◆ **Written task**
Output all the data exactly. Pictures do not belong in the copy.

◆ **The input**
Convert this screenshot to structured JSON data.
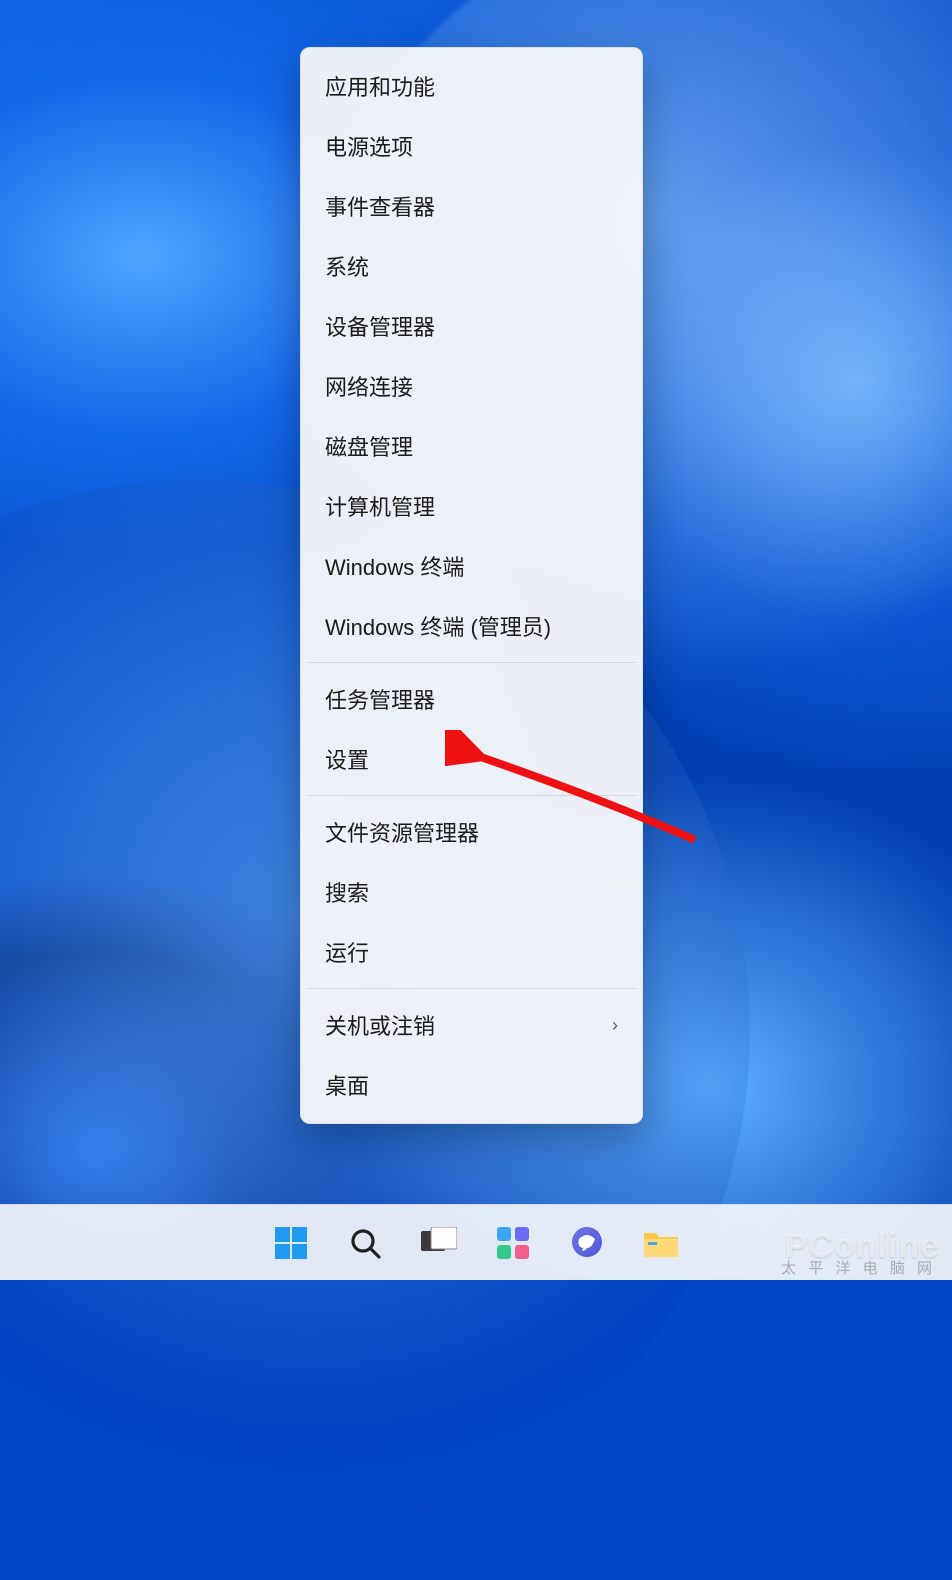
{
  "contextMenu": {
    "groups": [
      [
        "应用和功能",
        "电源选项",
        "事件查看器",
        "系统",
        "设备管理器",
        "网络连接",
        "磁盘管理",
        "计算机管理",
        "Windows 终端",
        "Windows 终端 (管理员)"
      ],
      [
        "任务管理器",
        "设置"
      ],
      [
        "文件资源管理器",
        "搜索",
        "运行"
      ],
      [
        {
          "label": "关机或注销",
          "submenu": true
        },
        "桌面"
      ]
    ]
  },
  "taskbar": {
    "icons": [
      "start",
      "search",
      "task-view",
      "widgets",
      "chat",
      "file-explorer"
    ]
  },
  "watermark": {
    "brand": "PConline",
    "sub": "太 平 洋 电 脑 网"
  }
}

◆ **Correct answer**
Convert this screenshot to structured JSON data.
{
  "contextMenu": {
    "groups": [
      [
        "应用和功能",
        "电源选项",
        "事件查看器",
        "系统",
        "设备管理器",
        "网络连接",
        "磁盘管理",
        "计算机管理",
        "Windows 终端",
        "Windows 终端 (管理员)"
      ],
      [
        "任务管理器",
        "设置"
      ],
      [
        "文件资源管理器",
        "搜索",
        "运行"
      ],
      [
        {
          "label": "关机或注销",
          "submenu": true
        },
        "桌面"
      ]
    ]
  },
  "taskbar": {
    "icons": [
      "start",
      "search",
      "task-view",
      "widgets",
      "chat",
      "file-explorer"
    ]
  },
  "watermark": {
    "brand": "PConline",
    "sub": "太 平 洋 电 脑 网"
  }
}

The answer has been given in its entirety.